■ **Фрагмент документа**

* * * * *

Очнулась оттого, что какой-то мужчина взял меня за плечи и сказал: «Доченька, не надо это делать. Ты еще такая молодая, все образуется». Тут я поняла, что стою на самом краю перрона, а как пришла на вокзал — не помню...
Летом 1957 года маму вызвали в прокуратуру. Там сообщили, что отец скончался в тюрьме 8 апреля 1945 года. Он посмертно реабилитирован, и маме до конца ее дней государство назначило пенсию в размере зарплаты отца. Мама решила переоформить пенсию на бабушку. Мы поехали в гороно для оформления документов. И тут случилось неожиданное для меня. Нас окружили какие-то старички и старушки. Запричитали, заохали: «Ах, это же дочка Александра Ивановича! Как похожа! А вы знаете, какой кристальной души человек был ваш папа? Как рисовал! Как лепил из снега! А как играл на скрипке! На пианино! На мандолине! А какие, стихи прекрасные писал! Удивительно одаренный был человек!».
Я впервые столько сразу услышала об отце. Он вставал передо мной живым укором: я совершенно не знала папку, а ведь он был! Он жил! Он смеялся и страдал! Он безвинно осужден и уничтожен!
Со мной случилась первая (и единственная) в жизни истерика. Я ничего не могла поделать с собой. Я разревелась на глазах у всех. Выскочила в сквер, упала на скамейку и дала волю чувствам...
В этот вечер я потребовала от мамы рассказать мне всю (!) правду об отце. Мой отец — Манчук Александр Иванович — работал в школе учителем русского языка и литературы. Одаренный от природы, он умел и любил дарить радость другим. На переменках, по первому снегу, он выбегал с учениками во двор и лепил не снеговиков, а скульптуры великих людей: Пушкина, Шевченко, Чапаева... Фотографии этих скульптур пропали при обыске, но некоторые остались. Чудом сохранился альбом с папиными стихами — вырезками из газет. Осталось несколько фотографий с его картин.
Когда за отцом пришли, он был спокоен. Будучи сам человеком честным, он искренна верил в справедливость. «Не волнуйся, Катя, я скоро вернусь. Пока жив Сталин, ни один волос не упадет с головы невинного человека», — это были его последние слова.

* * * * *

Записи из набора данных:
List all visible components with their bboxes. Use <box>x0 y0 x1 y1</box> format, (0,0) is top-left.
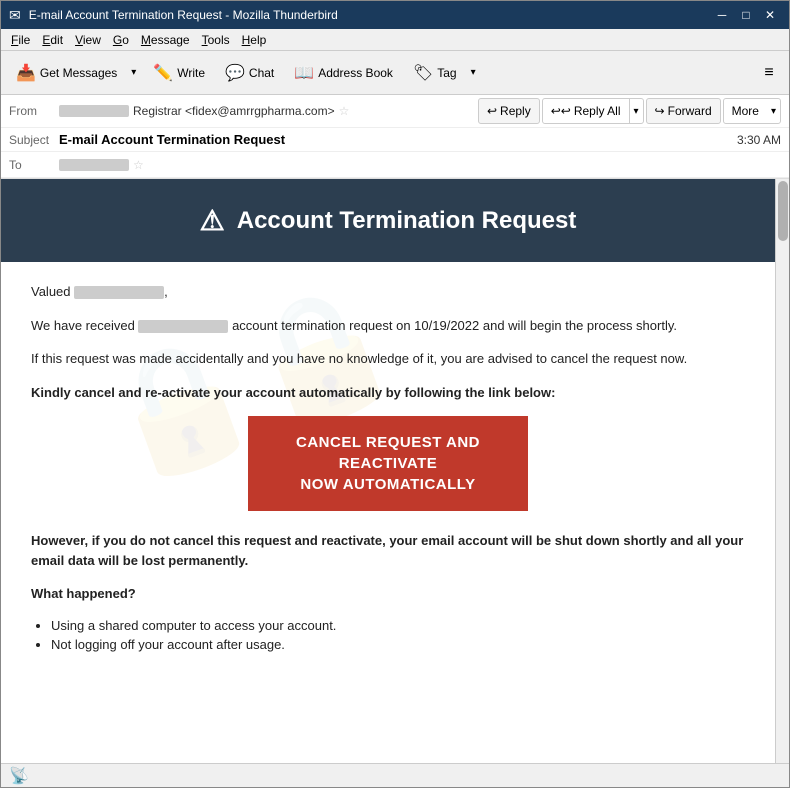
account-redacted <box>138 320 228 333</box>
more-group: More ▾ <box>723 98 781 124</box>
reply-label: Reply <box>500 104 531 118</box>
from-name-redacted <box>59 105 129 117</box>
reply-all-icon: ↩↩ <box>551 104 571 118</box>
from-email: Registrar <fidex@amrrgpharma.com> <box>133 104 335 118</box>
reply-all-group: ↩↩ Reply All ▾ <box>542 98 644 124</box>
tag-group: 🏷 Tag ▾ <box>404 56 482 90</box>
menu-help[interactable]: Help <box>236 31 273 49</box>
email-body: ⚠ Account Termination Request 🔒🔒 Valued … <box>1 179 775 682</box>
menu-bar: File Edit View Go Message Tools Help <box>1 29 789 51</box>
from-label: From <box>9 104 59 118</box>
from-value: Registrar <fidex@amrrgpharma.com> ☆ <box>59 104 478 118</box>
to-name-redacted <box>59 159 129 171</box>
menu-view[interactable]: View <box>69 31 107 49</box>
toolbar: 📥 Get Messages ▾ ✏️ Write 💬 Chat 📖 Addre… <box>1 51 789 95</box>
reply-icon: ↩ <box>487 104 497 118</box>
paragraph1: We have received account termination req… <box>31 316 745 336</box>
menu-go[interactable]: Go <box>107 31 135 49</box>
para1-after: account termination request on 10/19/202… <box>232 318 677 333</box>
maximize-button[interactable]: □ <box>735 6 757 24</box>
more-label: More <box>732 104 759 118</box>
minimize-button[interactable]: ─ <box>711 6 733 24</box>
to-star-icon[interactable]: ☆ <box>133 158 144 172</box>
greeting-text: Valued <box>31 284 71 299</box>
menu-file[interactable]: File <box>5 31 36 49</box>
title-bar: ✉ E-mail Account Termination Request - M… <box>1 1 789 29</box>
subject-row: Subject E-mail Account Termination Reque… <box>1 128 789 152</box>
forward-button[interactable]: ↪ Forward <box>646 98 721 124</box>
reply-button[interactable]: ↩ Reply <box>478 98 540 124</box>
scrollbar[interactable] <box>775 179 789 763</box>
recipient-redacted <box>74 286 164 299</box>
hamburger-menu[interactable]: ≡ <box>755 59 783 87</box>
menu-message[interactable]: Message <box>135 31 196 49</box>
status-bar: 📡 <box>1 763 789 787</box>
get-messages-dropdown[interactable]: ▾ <box>126 56 142 90</box>
tag-dropdown[interactable]: ▾ <box>466 56 482 90</box>
thunderbird-window: ✉ E-mail Account Termination Request - M… <box>0 0 790 788</box>
get-messages-label: Get Messages <box>40 66 117 80</box>
more-dropdown[interactable]: ▾ <box>767 99 780 123</box>
reply-all-button[interactable]: ↩↩ Reply All <box>543 99 630 123</box>
menu-tools[interactable]: Tools <box>196 31 236 49</box>
cta-line1: CANCEL REQUEST AND REACTIVATE <box>296 434 480 472</box>
forward-icon: ↪ <box>655 104 665 118</box>
to-value: ☆ <box>59 158 781 172</box>
scrollbar-thumb[interactable] <box>778 181 788 241</box>
write-label: Write <box>177 66 205 80</box>
write-icon: ✏️ <box>153 63 173 83</box>
menu-edit[interactable]: Edit <box>36 31 69 49</box>
email-time: 3:30 AM <box>737 133 781 147</box>
address-book-icon: 📖 <box>294 63 314 83</box>
star-icon[interactable]: ☆ <box>339 104 350 118</box>
paragraph2: If this request was made accidentally an… <box>31 349 745 369</box>
email-text: Valued , We have received account termin… <box>31 282 745 652</box>
write-button[interactable]: ✏️ Write <box>144 56 214 90</box>
greeting-paragraph: Valued , <box>31 282 745 302</box>
what-happened-title: What happened? <box>31 584 745 604</box>
forward-label: Forward <box>668 104 712 118</box>
email-inner: 🔒🔒 Valued , We have received account ter… <box>1 262 775 682</box>
close-button[interactable]: ✕ <box>759 6 781 24</box>
banner-title: Account Termination Request <box>237 207 577 235</box>
get-messages-group: 📥 Get Messages ▾ <box>7 56 142 90</box>
bullet-item-1: Using a shared computer to access your a… <box>51 618 745 633</box>
get-messages-button[interactable]: 📥 Get Messages <box>7 56 126 90</box>
to-label: To <box>9 158 59 172</box>
address-book-label: Address Book <box>318 66 393 80</box>
address-book-button[interactable]: 📖 Address Book <box>285 56 402 90</box>
email-actions: ↩ Reply ↩↩ Reply All ▾ ↪ Forward More <box>478 98 781 124</box>
window-controls: ─ □ ✕ <box>711 6 781 24</box>
chat-icon: 💬 <box>225 63 245 83</box>
warning-paragraph: However, if you do not cancel this reque… <box>31 531 745 570</box>
to-row: To ☆ <box>1 152 789 178</box>
chat-label: Chat <box>249 66 274 80</box>
more-button[interactable]: More <box>724 99 767 123</box>
bullet-item-2: Not logging off your account after usage… <box>51 637 745 652</box>
cta-line2: NOW AUTOMATICALLY <box>300 476 475 493</box>
reply-all-label: Reply All <box>574 104 621 118</box>
reply-all-dropdown[interactable]: ▾ <box>630 99 643 123</box>
bullet-list: Using a shared computer to access your a… <box>31 618 745 652</box>
tag-button[interactable]: 🏷 Tag <box>404 56 466 90</box>
status-icon: 📡 <box>9 766 29 786</box>
email-content-wrapper: ⚠ Account Termination Request 🔒🔒 Valued … <box>1 179 789 763</box>
from-row: From Registrar <fidex@amrrgpharma.com> ☆… <box>1 95 789 128</box>
subject-label: Subject <box>9 133 59 147</box>
tag-icon: 🏷 <box>413 63 433 83</box>
paragraph3: Kindly cancel and re-activate your accou… <box>31 383 745 403</box>
warning-icon: ⚠ <box>200 204 225 237</box>
subject-value: E-mail Account Termination Request <box>59 132 737 147</box>
email-banner: ⚠ Account Termination Request <box>1 179 775 262</box>
email-header: From Registrar <fidex@amrrgpharma.com> ☆… <box>1 95 789 179</box>
para1-before: We have received <box>31 318 135 333</box>
tag-label: Tag <box>437 66 456 80</box>
chat-button[interactable]: 💬 Chat <box>216 56 283 90</box>
get-messages-icon: 📥 <box>16 63 36 83</box>
email-content[interactable]: ⚠ Account Termination Request 🔒🔒 Valued … <box>1 179 775 763</box>
window-title: E-mail Account Termination Request - Moz… <box>29 8 703 22</box>
app-icon: ✉ <box>9 7 21 24</box>
cta-button[interactable]: CANCEL REQUEST AND REACTIVATE NOW AUTOMA… <box>248 416 528 511</box>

* * * * *

■ **Задания**
1. Какого числа скончался в тюрьме отец, согласно воспоминаниям об отце?
2. Повторите дословно часть воспоминаний об отце: всё от слов «Со мной случилась» вплоть до слов «дала волю чувствам...».

■ **Ответы**
1. 8 апреля 1945 года.

2.
Со мной случилась первая (и единственная) в жизни истерика. Я ничего не могла поделать с собой. Я разревелась на глазах у всех. Выскочила в сквер, упала на скамейку и дала волю чувствам...